Records from a collection of figures
▼
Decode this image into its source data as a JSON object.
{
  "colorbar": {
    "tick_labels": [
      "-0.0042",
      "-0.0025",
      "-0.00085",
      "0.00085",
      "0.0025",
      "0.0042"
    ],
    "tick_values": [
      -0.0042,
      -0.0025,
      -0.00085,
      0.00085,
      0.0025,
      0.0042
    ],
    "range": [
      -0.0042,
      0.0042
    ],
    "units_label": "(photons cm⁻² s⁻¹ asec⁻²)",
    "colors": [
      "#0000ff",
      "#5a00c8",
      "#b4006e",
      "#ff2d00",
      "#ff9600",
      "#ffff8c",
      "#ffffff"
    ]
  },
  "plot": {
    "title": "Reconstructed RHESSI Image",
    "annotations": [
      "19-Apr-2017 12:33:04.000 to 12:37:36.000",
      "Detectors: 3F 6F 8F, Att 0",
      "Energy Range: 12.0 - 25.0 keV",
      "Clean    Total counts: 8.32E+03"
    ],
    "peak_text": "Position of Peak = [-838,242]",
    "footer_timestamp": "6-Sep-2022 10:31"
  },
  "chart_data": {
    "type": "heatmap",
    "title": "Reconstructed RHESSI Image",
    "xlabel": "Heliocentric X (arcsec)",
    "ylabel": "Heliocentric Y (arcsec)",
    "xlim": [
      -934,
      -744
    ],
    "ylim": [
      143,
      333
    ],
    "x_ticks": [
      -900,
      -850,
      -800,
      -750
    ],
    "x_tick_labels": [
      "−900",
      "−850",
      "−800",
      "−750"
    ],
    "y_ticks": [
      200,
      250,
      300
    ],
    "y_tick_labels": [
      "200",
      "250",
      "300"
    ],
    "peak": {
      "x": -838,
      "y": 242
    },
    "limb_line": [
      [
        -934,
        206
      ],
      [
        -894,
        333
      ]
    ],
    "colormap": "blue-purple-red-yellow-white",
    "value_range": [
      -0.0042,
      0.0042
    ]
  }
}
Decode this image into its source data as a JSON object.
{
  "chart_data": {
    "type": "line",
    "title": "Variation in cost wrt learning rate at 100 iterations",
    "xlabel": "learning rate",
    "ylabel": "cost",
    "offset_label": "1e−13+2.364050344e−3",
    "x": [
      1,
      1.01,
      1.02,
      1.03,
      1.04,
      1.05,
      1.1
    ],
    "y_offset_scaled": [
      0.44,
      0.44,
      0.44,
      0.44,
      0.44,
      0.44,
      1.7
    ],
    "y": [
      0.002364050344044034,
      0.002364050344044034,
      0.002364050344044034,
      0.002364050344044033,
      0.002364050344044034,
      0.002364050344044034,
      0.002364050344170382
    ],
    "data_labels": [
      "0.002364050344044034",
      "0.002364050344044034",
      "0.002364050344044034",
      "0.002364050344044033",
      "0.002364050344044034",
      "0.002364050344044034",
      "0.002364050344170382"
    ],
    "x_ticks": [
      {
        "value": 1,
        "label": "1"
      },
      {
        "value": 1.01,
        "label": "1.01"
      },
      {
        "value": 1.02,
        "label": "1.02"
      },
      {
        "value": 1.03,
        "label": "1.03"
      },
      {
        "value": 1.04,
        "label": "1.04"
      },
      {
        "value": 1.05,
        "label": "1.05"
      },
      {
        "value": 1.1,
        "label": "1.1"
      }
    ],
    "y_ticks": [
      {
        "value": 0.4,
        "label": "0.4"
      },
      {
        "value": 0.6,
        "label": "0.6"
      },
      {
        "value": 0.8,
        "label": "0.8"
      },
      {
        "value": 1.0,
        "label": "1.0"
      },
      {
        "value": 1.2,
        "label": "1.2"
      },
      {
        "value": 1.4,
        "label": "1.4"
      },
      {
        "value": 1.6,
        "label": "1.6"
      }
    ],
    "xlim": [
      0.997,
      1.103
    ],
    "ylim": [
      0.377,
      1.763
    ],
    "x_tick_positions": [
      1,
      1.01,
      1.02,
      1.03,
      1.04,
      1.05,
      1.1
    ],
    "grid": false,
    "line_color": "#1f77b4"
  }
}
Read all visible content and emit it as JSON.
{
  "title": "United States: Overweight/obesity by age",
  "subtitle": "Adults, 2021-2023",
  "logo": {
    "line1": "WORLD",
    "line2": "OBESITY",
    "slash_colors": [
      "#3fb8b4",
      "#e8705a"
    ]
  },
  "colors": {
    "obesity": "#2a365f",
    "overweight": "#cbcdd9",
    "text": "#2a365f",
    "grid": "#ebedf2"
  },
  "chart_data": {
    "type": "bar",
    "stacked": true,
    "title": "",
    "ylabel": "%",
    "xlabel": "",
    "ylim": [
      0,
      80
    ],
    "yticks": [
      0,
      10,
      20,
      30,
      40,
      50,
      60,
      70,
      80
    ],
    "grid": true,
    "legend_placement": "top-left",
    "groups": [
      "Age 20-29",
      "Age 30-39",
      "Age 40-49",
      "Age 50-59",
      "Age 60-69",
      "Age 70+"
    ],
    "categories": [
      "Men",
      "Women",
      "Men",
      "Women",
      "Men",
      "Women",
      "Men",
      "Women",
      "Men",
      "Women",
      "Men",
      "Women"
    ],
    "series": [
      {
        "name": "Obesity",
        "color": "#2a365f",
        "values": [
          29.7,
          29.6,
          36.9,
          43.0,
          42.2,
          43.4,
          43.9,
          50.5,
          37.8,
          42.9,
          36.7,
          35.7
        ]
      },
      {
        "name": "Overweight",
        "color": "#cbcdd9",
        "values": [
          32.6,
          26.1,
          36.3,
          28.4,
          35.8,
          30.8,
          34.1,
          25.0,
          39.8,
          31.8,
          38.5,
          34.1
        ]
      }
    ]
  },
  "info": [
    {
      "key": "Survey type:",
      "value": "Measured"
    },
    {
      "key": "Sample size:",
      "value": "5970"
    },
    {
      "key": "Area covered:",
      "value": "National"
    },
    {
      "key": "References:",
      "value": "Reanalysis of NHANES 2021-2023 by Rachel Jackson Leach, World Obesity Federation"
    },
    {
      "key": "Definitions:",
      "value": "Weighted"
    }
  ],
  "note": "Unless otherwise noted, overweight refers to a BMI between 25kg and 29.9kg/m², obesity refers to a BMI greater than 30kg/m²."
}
▲
STATED GOAL
Track down the lines that include the word "ylabel" and copy them.

RESULT FOR THIS TASK
    "ylabel": "Heliocentric Y (arcsec)",
    "ylabel": "cost",
    "ylabel": "%",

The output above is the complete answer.